Write the records out again, precisely as they stand.

* Provided records:

● ● ● ●

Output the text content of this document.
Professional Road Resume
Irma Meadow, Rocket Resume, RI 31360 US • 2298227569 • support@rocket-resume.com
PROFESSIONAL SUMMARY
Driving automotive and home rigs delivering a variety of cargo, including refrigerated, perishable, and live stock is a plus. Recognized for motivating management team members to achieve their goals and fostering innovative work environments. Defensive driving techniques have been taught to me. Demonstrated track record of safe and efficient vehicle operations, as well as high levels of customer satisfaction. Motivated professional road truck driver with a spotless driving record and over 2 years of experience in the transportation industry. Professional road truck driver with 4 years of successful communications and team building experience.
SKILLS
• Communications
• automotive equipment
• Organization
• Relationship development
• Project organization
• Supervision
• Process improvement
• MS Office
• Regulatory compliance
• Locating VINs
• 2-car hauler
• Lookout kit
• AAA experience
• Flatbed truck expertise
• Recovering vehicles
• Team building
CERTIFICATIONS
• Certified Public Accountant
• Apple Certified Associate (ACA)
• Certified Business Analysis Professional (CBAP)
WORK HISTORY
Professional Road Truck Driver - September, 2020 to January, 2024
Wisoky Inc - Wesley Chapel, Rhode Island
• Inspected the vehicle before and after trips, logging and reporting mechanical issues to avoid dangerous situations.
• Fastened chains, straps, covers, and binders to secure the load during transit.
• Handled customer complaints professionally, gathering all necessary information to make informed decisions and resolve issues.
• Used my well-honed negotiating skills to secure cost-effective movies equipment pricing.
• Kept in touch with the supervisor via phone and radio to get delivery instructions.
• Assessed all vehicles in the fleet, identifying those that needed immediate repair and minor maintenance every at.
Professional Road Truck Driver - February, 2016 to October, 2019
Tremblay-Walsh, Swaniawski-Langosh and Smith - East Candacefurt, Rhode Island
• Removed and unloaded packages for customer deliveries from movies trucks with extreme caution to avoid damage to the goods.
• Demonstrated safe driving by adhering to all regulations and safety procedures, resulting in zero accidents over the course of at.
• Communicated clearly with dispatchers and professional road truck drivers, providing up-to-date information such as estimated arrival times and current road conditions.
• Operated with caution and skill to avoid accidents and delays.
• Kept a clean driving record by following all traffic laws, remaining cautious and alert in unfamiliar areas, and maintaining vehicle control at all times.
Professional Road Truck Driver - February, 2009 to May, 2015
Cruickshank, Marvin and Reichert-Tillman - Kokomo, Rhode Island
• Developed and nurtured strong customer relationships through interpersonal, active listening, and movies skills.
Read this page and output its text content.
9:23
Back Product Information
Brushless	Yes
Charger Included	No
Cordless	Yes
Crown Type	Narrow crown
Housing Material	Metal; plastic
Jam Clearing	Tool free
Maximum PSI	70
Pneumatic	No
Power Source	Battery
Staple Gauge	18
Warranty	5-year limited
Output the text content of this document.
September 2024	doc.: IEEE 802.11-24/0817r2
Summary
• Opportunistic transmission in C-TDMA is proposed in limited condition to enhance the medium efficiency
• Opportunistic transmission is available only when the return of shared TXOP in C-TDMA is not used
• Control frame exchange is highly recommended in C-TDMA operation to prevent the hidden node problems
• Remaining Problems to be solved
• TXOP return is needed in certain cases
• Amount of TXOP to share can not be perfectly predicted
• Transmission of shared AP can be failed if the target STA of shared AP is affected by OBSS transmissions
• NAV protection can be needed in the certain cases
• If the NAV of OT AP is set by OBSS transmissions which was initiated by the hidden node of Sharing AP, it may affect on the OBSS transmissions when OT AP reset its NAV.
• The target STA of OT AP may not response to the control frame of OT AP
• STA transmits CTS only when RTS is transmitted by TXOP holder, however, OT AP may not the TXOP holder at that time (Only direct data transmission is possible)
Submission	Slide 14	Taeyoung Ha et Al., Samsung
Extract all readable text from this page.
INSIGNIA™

● ● ● ●

* Full answer:
Output the text content of this document.
Professional Road Resume
Irma Meadow, Rocket Resume, RI 31360 US • 2298227569 • support@rocket-resume.com
PROFESSIONAL SUMMARY
Driving automotive and home rigs delivering a variety of cargo, including refrigerated, perishable, and live stock is a plus. Recognized for motivating management team members to achieve their goals and fostering innovative work environments. Defensive driving techniques have been taught to me. Demonstrated track record of safe and efficient vehicle operations, as well as high levels of customer satisfaction. Motivated professional road truck driver with a spotless driving record and over 2 years of experience in the transportation industry. Professional road truck driver with 4 years of successful communications and team building experience.
SKILLS
• Communications
• automotive equipment
• Organization
• Relationship development
• Project organization
• Supervision
• Process improvement
• MS Office
• Regulatory compliance
• Locating VINs
• 2-car hauler
• Lookout kit
• AAA experience
• Flatbed truck expertise
• Recovering vehicles
• Team building
CERTIFICATIONS
• Certified Public Accountant
• Apple Certified Associate (ACA)
• Certified Business Analysis Professional (CBAP)
WORK HISTORY
Professional Road Truck Driver - September, 2020 to January, 2024
Wisoky Inc - Wesley Chapel, Rhode Island
• Inspected the vehicle before and after trips, logging and reporting mechanical issues to avoid dangerous situations.
• Fastened chains, straps, covers, and binders to secure the load during transit.
• Handled customer complaints professionally, gathering all necessary information to make informed decisions and resolve issues.
• Used my well-honed negotiating skills to secure cost-effective movies equipment pricing.
• Kept in touch with the supervisor via phone and radio to get delivery instructions.
• Assessed all vehicles in the fleet, identifying those that needed immediate repair and minor maintenance every at.
Professional Road Truck Driver - February, 2016 to October, 2019
Tremblay-Walsh, Swaniawski-Langosh and Smith - East Candacefurt, Rhode Island
• Removed and unloaded packages for customer deliveries from movies trucks with extreme caution to avoid damage to the goods.
• Demonstrated safe driving by adhering to all regulations and safety procedures, resulting in zero accidents over the course of at.
• Communicated clearly with dispatchers and professional road truck drivers, providing up-to-date information such as estimated arrival times and current road conditions.
• Operated with caution and skill to avoid accidents and delays.
• Kept a clean driving record by following all traffic laws, remaining cautious and alert in unfamiliar areas, and maintaining vehicle control at all times.
Professional Road Truck Driver - February, 2009 to May, 2015
Cruickshank, Marvin and Reichert-Tillman - Kokomo, Rhode Island
• Developed and nurtured strong customer relationships through interpersonal, active listening, and movies skills.
Read this page and output its text content.
9:23
Back Product Information
Brushless	Yes
Charger Included	No
Cordless	Yes
Crown Type	Narrow crown
Housing Material	Metal; plastic
Jam Clearing	Tool free
Maximum PSI	70
Pneumatic	No
Power Source	Battery
Staple Gauge	18
Warranty	5-year limited
Output the text content of this document.
September 2024	doc.: IEEE 802.11-24/0817r2
Summary
• Opportunistic transmission in C-TDMA is proposed in limited condition to enhance the medium efficiency
• Opportunistic transmission is available only when the return of shared TXOP in C-TDMA is not used
• Control frame exchange is highly recommended in C-TDMA operation to prevent the hidden node problems
• Remaining Problems to be solved
• TXOP return is needed in certain cases
• Amount of TXOP to share can not be perfectly predicted
• Transmission of shared AP can be failed if the target STA of shared AP is affected by OBSS transmissions
• NAV protection can be needed in the certain cases
• If the NAV of OT AP is set by OBSS transmissions which was initiated by the hidden node of Sharing AP, it may affect on the OBSS transmissions when OT AP reset its NAV.
• The target STA of OT AP may not response to the control frame of OT AP
• STA transmits CTS only when RTS is transmitted by TXOP holder, however, OT AP may not the TXOP holder at that time (Only direct data transmission is possible)
Submission	Slide 14	Taeyoung Ha et Al., Samsung
Extract all readable text from this page.
INSIGNIA™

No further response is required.